• What is asked
1) Sum up the Crawley budget text in two sentences.
2) List every investment the Cabinet recommended in the Crawley budget text.

• Page extract
(begin)

Crawley will suffer a further 89.7 per cent cut in revenue support from the Government over the next year. The reduction in funding since 2016/17 is £1.72m.

Despite this, the council has identified additional income, efficiencies and savings of £1.26m, meaning that the council’s element of Council Tax is set to rise by just 2.49 per cent, the equivalent of only 9p per week for a band D property.

The Cabinet has also recommended investment in:

  • £6m to purchase investment properties. The rental income generated from these will be used to help fund council services
  • More than £9m over three years for repairs to council homes
  • The purchase of a housing development in Broadfield, giving the council a good payback period and providing tenants with a more efficient service
  • A new integrated housing database to replace the council’s outdated systems
  • The ICT transformation programme.

(end)

• Raw data

(begin)

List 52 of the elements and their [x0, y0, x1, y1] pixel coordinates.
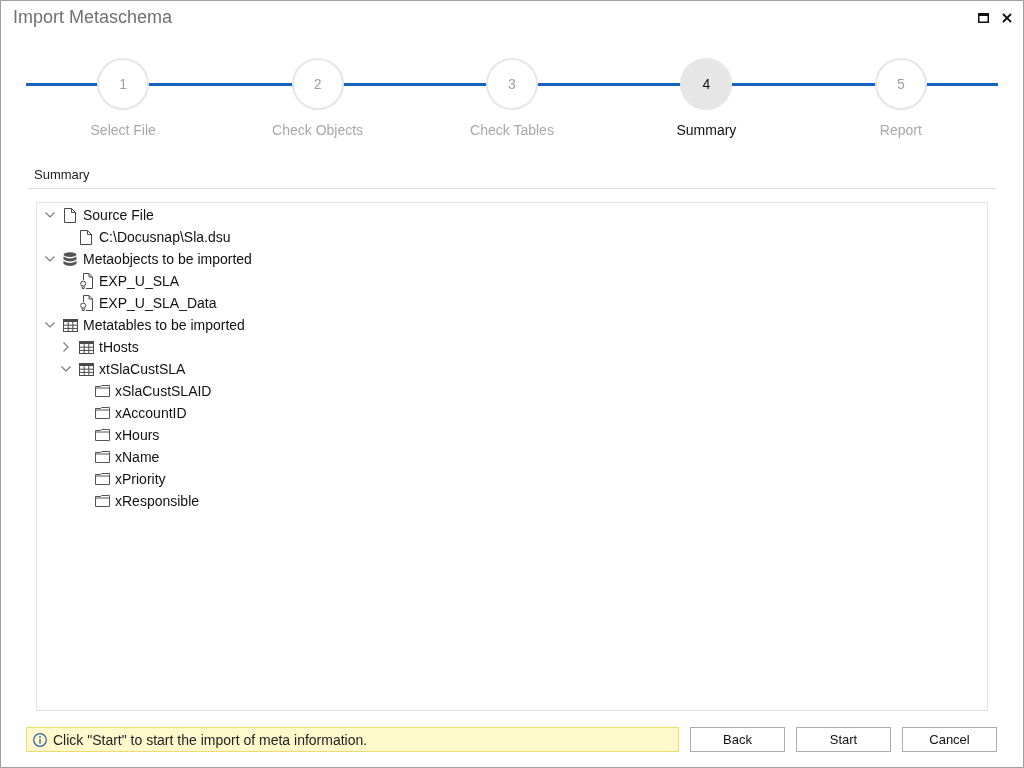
step-circle: 5: [874, 58, 927, 110]
table-icon: [78, 340, 94, 354]
table-icon: [78, 362, 94, 376]
step-circle: 4: [680, 58, 733, 110]
folder-icon: [94, 407, 110, 419]
dialog-button[interactable]: Cancel: [902, 727, 997, 752]
step-circle: 1: [97, 58, 150, 110]
window-title: Import Metaschema: [13, 7, 174, 28]
folder-icon: [94, 429, 110, 441]
step-label: Check Objects: [272, 121, 364, 139]
folder-icon: [94, 385, 110, 397]
folder-icon: [94, 473, 110, 485]
dialog-button[interactable]: Back: [690, 727, 785, 752]
tree-node-text[interactable]: xtSlaCustSLA: [99, 361, 186, 377]
file-icon: [64, 207, 76, 223]
folder-icon: [94, 451, 110, 463]
tree-node-text[interactable]: xName: [115, 449, 160, 465]
step-label: Select File: [90, 121, 156, 139]
tree-node-text[interactable]: xSlaCustSLAID: [115, 383, 212, 399]
tree-node-text[interactable]: xResponsible: [115, 493, 200, 509]
dialog-button[interactable]: Start: [796, 727, 891, 752]
step-circle: 3: [486, 58, 538, 110]
step-label: Report: [879, 121, 922, 139]
step-label: Check Tables: [470, 121, 554, 139]
tree-node-text[interactable]: Source File: [83, 207, 154, 223]
tree-node-text[interactable]: C:\Docusnap\Sla.dsu: [99, 229, 231, 245]
chevron-down-icon[interactable]: [45, 256, 55, 262]
file-icon: [80, 229, 92, 245]
chevron-down-icon[interactable]: [45, 322, 55, 328]
tree-node-text[interactable]: Metatables to be imported: [83, 317, 245, 333]
tree-node-text[interactable]: xHours: [115, 427, 160, 443]
step-circle: 2: [291, 58, 344, 110]
chevron-right-icon[interactable]: [63, 342, 69, 352]
info-icon: [33, 732, 47, 747]
database-icon: [63, 251, 77, 267]
document-bulb-icon: [79, 295, 93, 311]
folder-icon: [94, 495, 110, 507]
tree-node-text[interactable]: EXP_U_SLA: [99, 273, 180, 289]
tree-node-text[interactable]: xPriority: [115, 471, 166, 487]
tree-node-text[interactable]: xAccountID: [115, 405, 187, 421]
maximize-icon[interactable]: [978, 12, 989, 23]
chevron-down-icon[interactable]: [45, 212, 55, 218]
table-icon: [62, 318, 78, 332]
step-label: Summary: [676, 121, 737, 139]
info-text: Click "Start" to start the import of meta information.: [53, 731, 368, 748]
section-title: Summary: [34, 167, 90, 183]
tree-node-text[interactable]: Metaobjects to be imported: [83, 251, 252, 267]
tree-node-text[interactable]: EXP_U_SLA_Data: [99, 295, 217, 311]
close-icon[interactable]: [1002, 12, 1012, 23]
chevron-down-icon[interactable]: [61, 366, 71, 372]
tree-node-text[interactable]: tHosts: [99, 339, 139, 355]
document-bulb-icon: [79, 273, 93, 289]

(end)

• Solved problems
1) Crawley faces a further 89.7 percent cut in government revenue support over the next year, with funding down £1.72m since 2016/17. The council has still found £1.26m in extra income, efficiencies and savings, so its share of Council Tax is set to rise by only 2.49 percent (about 9p a week for a band D property), and the Cabinet has recommended several investments, including investment properties, repairs to council homes, a housing purchase in Broadfield, a new housing database and the ICT transformation programme.

2)
- £6m to purchase investment properties, with the rental income used to help fund council services
- More than £9m over three years for repairs to council homes
- The purchase of a housing development in Broadfield
- A new integrated housing database to replace the council's outdated systems
- The ICT transformation programme